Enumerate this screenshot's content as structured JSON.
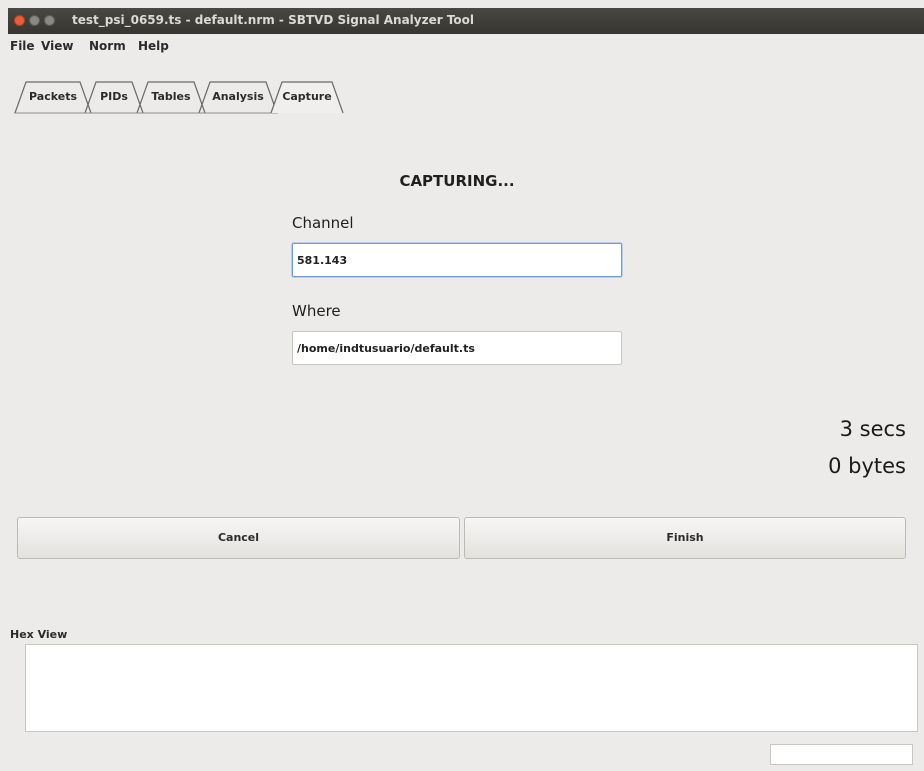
{
  "window": {
    "title": "test_psi_0659.ts - default.nrm - SBTVD Signal Analyzer Tool"
  },
  "menu": {
    "items": [
      "File",
      "View",
      "Norm",
      "Help"
    ]
  },
  "tabs": [
    {
      "label": "Packets",
      "active": false
    },
    {
      "label": "PIDs",
      "active": false
    },
    {
      "label": "Tables",
      "active": false
    },
    {
      "label": "Analysis",
      "active": false
    },
    {
      "label": "Capture",
      "active": true
    }
  ],
  "capture": {
    "status": "CAPTURING...",
    "channel_label": "Channel",
    "channel_value": "581.143",
    "where_label": "Where",
    "where_value": "/home/indtusuario/default.ts",
    "elapsed": "3 secs",
    "bytes": "0 bytes",
    "cancel_label": "Cancel",
    "finish_label": "Finish"
  },
  "hex_view": {
    "label": "Hex View"
  },
  "colors": {
    "titlebar": "#3c3b37",
    "close_button": "#e95d39",
    "window_bg": "#edebea",
    "focus_border": "#6f9bd8"
  },
  "icons": {
    "close": "close-icon",
    "minimize": "minimize-icon",
    "maximize": "maximize-icon"
  }
}
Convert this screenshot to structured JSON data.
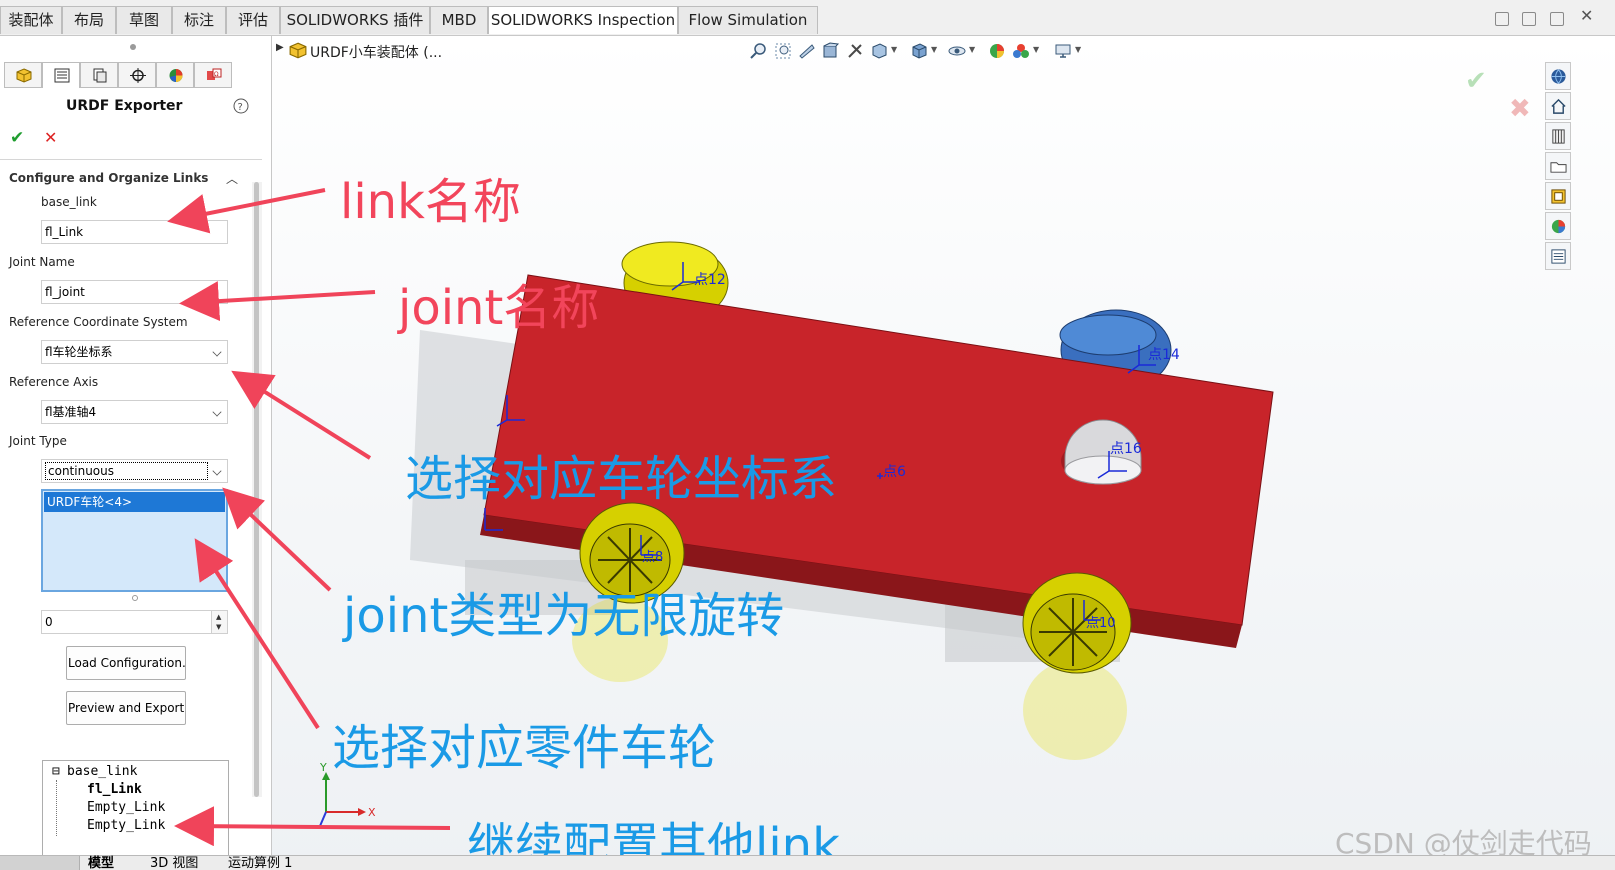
{
  "tabs": [
    "装配体",
    "布局",
    "草图",
    "标注",
    "评估",
    "SOLIDWORKS 插件",
    "MBD",
    "SOLIDWORKS Inspection",
    "Flow Simulation"
  ],
  "active_tab": "SOLIDWORKS Inspection",
  "tree_breadcrumb": "URDF小车装配体 (...",
  "panel": {
    "title": "URDF Exporter",
    "help_icon": "question-circle-icon",
    "section_title": "Configure and Organize Links",
    "link_parent": "base_link",
    "link_name": "fl_Link",
    "joint_name_label": "Joint Name",
    "joint_name": "fl_joint",
    "ref_coord_label": "Reference Coordinate System",
    "ref_coord_value": "fl车轮坐标系",
    "ref_axis_label": "Reference Axis",
    "ref_axis_value": "fl基准轴4",
    "joint_type_label": "Joint Type",
    "joint_type_value": "continuous",
    "selected_component": "URDF车轮<4>",
    "spinner_value": "0",
    "load_button": "Load Configuration..",
    "export_button": "Preview and Export..",
    "tree": {
      "root": "base_link",
      "children": [
        "fl_Link",
        "Empty_Link",
        "Empty_Link"
      ]
    }
  },
  "viewport_labels": {
    "p12": "点12",
    "p14": "点14",
    "p16": "点16",
    "p6": "点6",
    "p8": "点8",
    "p10": "点10",
    "axis_x": "X",
    "axis_y": "Y"
  },
  "annotations": {
    "link_name": "link名称",
    "joint_name": "joint名称",
    "select_coord": "选择对应车轮坐标系",
    "joint_type": "joint类型为无限旋转",
    "select_part": "选择对应零件车轮",
    "continue": "继续配置其他link"
  },
  "watermark": "CSDN @仗剑走代码",
  "bottom_tabs": [
    "模型",
    "3D 视图",
    "运动算例 1"
  ],
  "colors": {
    "body": "#c8242a",
    "wheel": "#e6e000",
    "selected_wheel": "#3c78c8",
    "annotation_red": "#f2455b",
    "annotation_blue": "#1a9ae6",
    "arrow_red": "#f0445a"
  }
}
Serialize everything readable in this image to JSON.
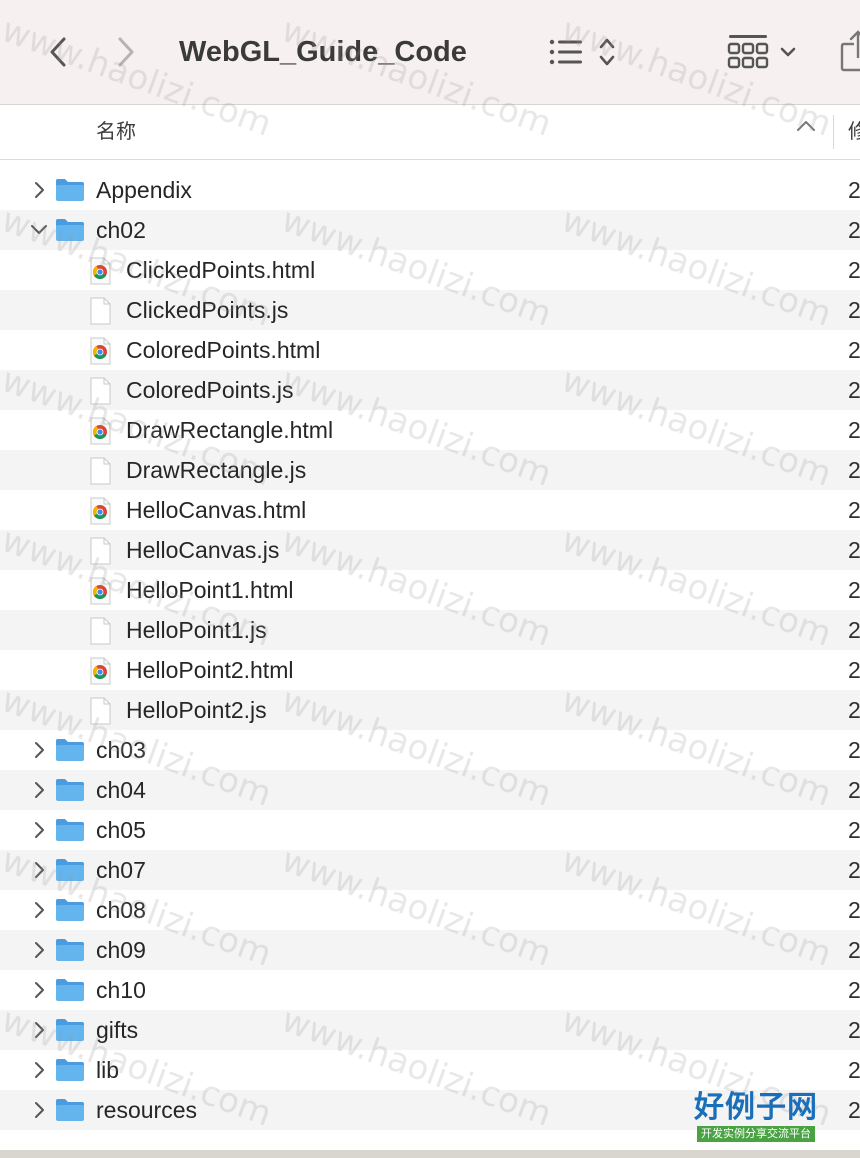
{
  "window": {
    "title": "WebGL_Guide_Code"
  },
  "header": {
    "name_column": "名称",
    "modified_column": "修"
  },
  "rows": [
    {
      "name": "Appendix",
      "kind": "folder",
      "level": 0,
      "expanded": false,
      "date": "2"
    },
    {
      "name": "ch02",
      "kind": "folder",
      "level": 0,
      "expanded": true,
      "date": "2"
    },
    {
      "name": "ClickedPoints.html",
      "kind": "html",
      "level": 1,
      "date": "2"
    },
    {
      "name": "ClickedPoints.js",
      "kind": "js",
      "level": 1,
      "date": "2"
    },
    {
      "name": "ColoredPoints.html",
      "kind": "html",
      "level": 1,
      "date": "2"
    },
    {
      "name": "ColoredPoints.js",
      "kind": "js",
      "level": 1,
      "date": "2"
    },
    {
      "name": "DrawRectangle.html",
      "kind": "html",
      "level": 1,
      "date": "2"
    },
    {
      "name": "DrawRectangle.js",
      "kind": "js",
      "level": 1,
      "date": "2"
    },
    {
      "name": "HelloCanvas.html",
      "kind": "html",
      "level": 1,
      "date": "2"
    },
    {
      "name": "HelloCanvas.js",
      "kind": "js",
      "level": 1,
      "date": "2"
    },
    {
      "name": "HelloPoint1.html",
      "kind": "html",
      "level": 1,
      "date": "2"
    },
    {
      "name": "HelloPoint1.js",
      "kind": "js",
      "level": 1,
      "date": "2"
    },
    {
      "name": "HelloPoint2.html",
      "kind": "html",
      "level": 1,
      "date": "2"
    },
    {
      "name": "HelloPoint2.js",
      "kind": "js",
      "level": 1,
      "date": "2"
    },
    {
      "name": "ch03",
      "kind": "folder",
      "level": 0,
      "expanded": false,
      "date": "2"
    },
    {
      "name": "ch04",
      "kind": "folder",
      "level": 0,
      "expanded": false,
      "date": "2"
    },
    {
      "name": "ch05",
      "kind": "folder",
      "level": 0,
      "expanded": false,
      "date": "2"
    },
    {
      "name": "ch07",
      "kind": "folder",
      "level": 0,
      "expanded": false,
      "date": "2"
    },
    {
      "name": "ch08",
      "kind": "folder",
      "level": 0,
      "expanded": false,
      "date": "2"
    },
    {
      "name": "ch09",
      "kind": "folder",
      "level": 0,
      "expanded": false,
      "date": "2"
    },
    {
      "name": "ch10",
      "kind": "folder",
      "level": 0,
      "expanded": false,
      "date": "2"
    },
    {
      "name": "gifts",
      "kind": "folder",
      "level": 0,
      "expanded": false,
      "date": "2"
    },
    {
      "name": "lib",
      "kind": "folder",
      "level": 0,
      "expanded": false,
      "date": "2"
    },
    {
      "name": "resources",
      "kind": "folder",
      "level": 0,
      "expanded": false,
      "date": "2"
    }
  ],
  "icons": {
    "back": "chevron-left-icon",
    "forward": "chevron-right-icon",
    "sort": "list-sort-icon",
    "view": "grid-view-icon",
    "share": "share-icon",
    "folder": "folder-icon",
    "html": "chrome-file-icon",
    "js": "blank-file-icon"
  },
  "colors": {
    "toolbar": "#f7f0f0",
    "folder": "#5aaee8",
    "alt_row": "#f4f4f5"
  },
  "watermark": {
    "text": "www.haolizi.com",
    "brand_title": "好例子网",
    "brand_sub": "开发实例分享交流平台"
  }
}
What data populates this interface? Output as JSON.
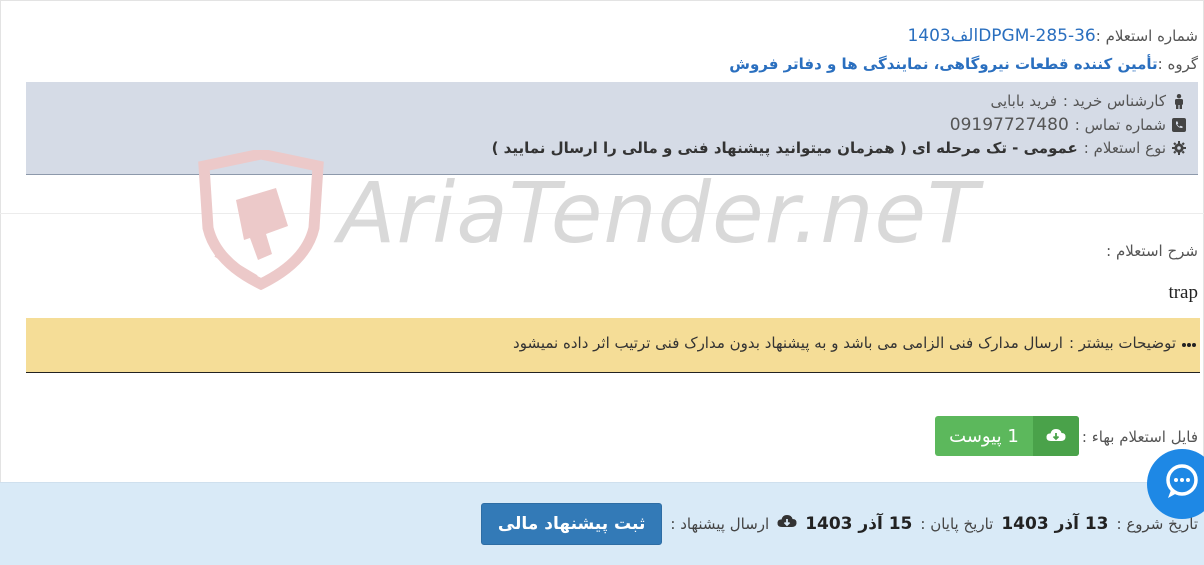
{
  "header": {
    "tender_number_label": "شماره استعلام :",
    "tender_number_value": "DPGM-285-36الف1403",
    "group_label": "گروه :",
    "group_value": "تأمین کننده قطعات نیروگاهی، نمایندگی ها و دفاتر فروش"
  },
  "info": {
    "expert_label": "کارشناس خرید :",
    "expert_value": "فرید بابایی",
    "phone_label": "شماره تماس :",
    "phone_value": "09197727480",
    "type_label": "نوع استعلام :",
    "type_value": "عمومی - تک مرحله ای ( همزمان میتوانید پیشنهاد فنی و مالی را ارسال نمایید )"
  },
  "watermark": {
    "text": "AriaTender.neT"
  },
  "description": {
    "label": "شرح استعلام :",
    "value": "trap"
  },
  "notice": {
    "label": "توضیحات بیشتر :",
    "text": "ارسال مدارک فنی الزامی می باشد و به پیشنهاد بدون مدارک فنی ترتیب اثر داده نمیشود"
  },
  "file": {
    "label": "فایل استعلام بهاء :",
    "button_label": "1 پیوست"
  },
  "footer": {
    "start_label": "تاریخ شروع :",
    "start_value": "13 آذر 1403",
    "end_label": "تاریخ پایان :",
    "end_value": "15 آذر 1403",
    "send_label": "ارسال پیشنهاد :",
    "submit_label": "ثبت پیشنهاد مالی"
  },
  "colors": {
    "accent_blue": "#2a6fbf",
    "info_bg": "#d5dbe6",
    "notice_bg": "#f5dd97",
    "download_green": "#5cb85c",
    "submit_blue": "#337ab7",
    "footer_bg": "#d9eaf7",
    "chat_blue": "#1e88e5"
  },
  "icons": {
    "expert": "person-icon",
    "phone": "phone-icon",
    "type": "gear-icon",
    "notice": "ellipsis-icon",
    "download": "cloud-download-icon",
    "chat": "chat-bubble-icon"
  }
}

┄┄┄┄┄┄

■ Stated task
Extract, from the material above, each line holding the word "chevron".

■ Written response
    "back": "chevron-left-icon",
    "forward": "chevron-right-icon",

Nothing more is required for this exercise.